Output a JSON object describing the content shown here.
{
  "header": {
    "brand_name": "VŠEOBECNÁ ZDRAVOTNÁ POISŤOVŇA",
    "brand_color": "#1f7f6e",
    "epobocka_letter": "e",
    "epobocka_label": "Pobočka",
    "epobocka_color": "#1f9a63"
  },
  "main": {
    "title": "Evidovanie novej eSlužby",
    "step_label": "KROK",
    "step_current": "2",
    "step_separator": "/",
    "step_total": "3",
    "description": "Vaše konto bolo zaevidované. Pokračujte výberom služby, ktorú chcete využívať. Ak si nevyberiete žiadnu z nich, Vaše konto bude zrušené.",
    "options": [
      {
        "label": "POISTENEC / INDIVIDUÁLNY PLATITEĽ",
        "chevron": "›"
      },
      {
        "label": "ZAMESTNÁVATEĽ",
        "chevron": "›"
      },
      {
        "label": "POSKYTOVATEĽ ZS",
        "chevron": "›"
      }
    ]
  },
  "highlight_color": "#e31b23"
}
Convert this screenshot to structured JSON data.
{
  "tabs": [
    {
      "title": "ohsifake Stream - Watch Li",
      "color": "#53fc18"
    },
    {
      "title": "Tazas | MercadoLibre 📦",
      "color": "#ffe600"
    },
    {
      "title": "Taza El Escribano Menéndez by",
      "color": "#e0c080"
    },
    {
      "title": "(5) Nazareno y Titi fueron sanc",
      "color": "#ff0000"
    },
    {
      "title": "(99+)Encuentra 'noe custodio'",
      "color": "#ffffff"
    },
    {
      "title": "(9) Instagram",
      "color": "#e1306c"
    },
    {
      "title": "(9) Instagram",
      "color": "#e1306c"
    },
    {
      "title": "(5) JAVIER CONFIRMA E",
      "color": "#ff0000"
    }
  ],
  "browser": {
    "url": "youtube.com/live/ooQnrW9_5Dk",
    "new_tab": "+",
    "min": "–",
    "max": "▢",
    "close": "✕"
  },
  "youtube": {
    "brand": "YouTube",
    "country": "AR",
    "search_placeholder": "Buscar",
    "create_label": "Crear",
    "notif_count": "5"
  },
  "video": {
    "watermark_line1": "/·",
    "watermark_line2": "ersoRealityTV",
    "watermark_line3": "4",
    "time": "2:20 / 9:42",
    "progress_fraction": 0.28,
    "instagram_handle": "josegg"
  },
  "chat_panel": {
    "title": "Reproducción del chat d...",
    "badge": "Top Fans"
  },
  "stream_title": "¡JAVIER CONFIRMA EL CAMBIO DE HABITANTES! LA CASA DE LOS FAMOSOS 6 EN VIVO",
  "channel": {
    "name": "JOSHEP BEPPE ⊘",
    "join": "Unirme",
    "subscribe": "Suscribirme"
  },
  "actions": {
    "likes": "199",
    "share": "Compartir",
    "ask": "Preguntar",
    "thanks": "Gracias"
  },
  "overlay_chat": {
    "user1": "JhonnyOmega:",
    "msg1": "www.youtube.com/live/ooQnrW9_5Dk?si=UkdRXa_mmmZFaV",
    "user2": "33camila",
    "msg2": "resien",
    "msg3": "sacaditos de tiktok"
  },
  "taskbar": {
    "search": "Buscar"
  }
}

····················

### GOAL OF THE EXERCISE
Reproduce every line of the material above exactly.

### TASK RESULT
Output a JSON object describing the content shown here.
{
  "header": {
    "brand_name": "VŠEOBECNÁ ZDRAVOTNÁ POISŤOVŇA",
    "brand_color": "#1f7f6e",
    "epobocka_letter": "e",
    "epobocka_label": "Pobočka",
    "epobocka_color": "#1f9a63"
  },
  "main": {
    "title": "Evidovanie novej eSlužby",
    "step_label": "KROK",
    "step_current": "2",
    "step_separator": "/",
    "step_total": "3",
    "description": "Vaše konto bolo zaevidované. Pokračujte výberom služby, ktorú chcete využívať. Ak si nevyberiete žiadnu z nich, Vaše konto bude zrušené.",
    "options": [
      {
        "label": "POISTENEC / INDIVIDUÁLNY PLATITEĽ",
        "chevron": "›"
      },
      {
        "label": "ZAMESTNÁVATEĽ",
        "chevron": "›"
      },
      {
        "label": "POSKYTOVATEĽ ZS",
        "chevron": "›"
      }
    ]
  },
  "highlight_color": "#e31b23"
}
Convert this screenshot to structured JSON data.
{
  "tabs": [
    {
      "title": "ohsifake Stream - Watch Li",
      "color": "#53fc18"
    },
    {
      "title": "Tazas | MercadoLibre 📦",
      "color": "#ffe600"
    },
    {
      "title": "Taza El Escribano Menéndez by",
      "color": "#e0c080"
    },
    {
      "title": "(5) Nazareno y Titi fueron sanc",
      "color": "#ff0000"
    },
    {
      "title": "(99+)Encuentra 'noe custodio'",
      "color": "#ffffff"
    },
    {
      "title": "(9) Instagram",
      "color": "#e1306c"
    },
    {
      "title": "(9) Instagram",
      "color": "#e1306c"
    },
    {
      "title": "(5) JAVIER CONFIRMA E",
      "color": "#ff0000"
    }
  ],
  "browser": {
    "url": "youtube.com/live/ooQnrW9_5Dk",
    "new_tab": "+",
    "min": "–",
    "max": "▢",
    "close": "✕"
  },
  "youtube": {
    "brand": "YouTube",
    "country": "AR",
    "search_placeholder": "Buscar",
    "create_label": "Crear",
    "notif_count": "5"
  },
  "video": {
    "watermark_line1": "/·",
    "watermark_line2": "ersoRealityTV",
    "watermark_line3": "4",
    "time": "2:20 / 9:42",
    "progress_fraction": 0.28,
    "instagram_handle": "josegg"
  },
  "chat_panel": {
    "title": "Reproducción del chat d...",
    "badge": "Top Fans"
  },
  "stream_title": "¡JAVIER CONFIRMA EL CAMBIO DE HABITANTES! LA CASA DE LOS FAMOSOS 6 EN VIVO",
  "channel": {
    "name": "JOSHEP BEPPE ⊘",
    "join": "Unirme",
    "subscribe": "Suscribirme"
  },
  "actions": {
    "likes": "199",
    "share": "Compartir",
    "ask": "Preguntar",
    "thanks": "Gracias"
  },
  "overlay_chat": {
    "user1": "JhonnyOmega:",
    "msg1": "www.youtube.com/live/ooQnrW9_5Dk?si=UkdRXa_mmmZFaV",
    "user2": "33camila",
    "msg2": "resien",
    "msg3": "sacaditos de tiktok"
  },
  "taskbar": {
    "search": "Buscar"
  }
}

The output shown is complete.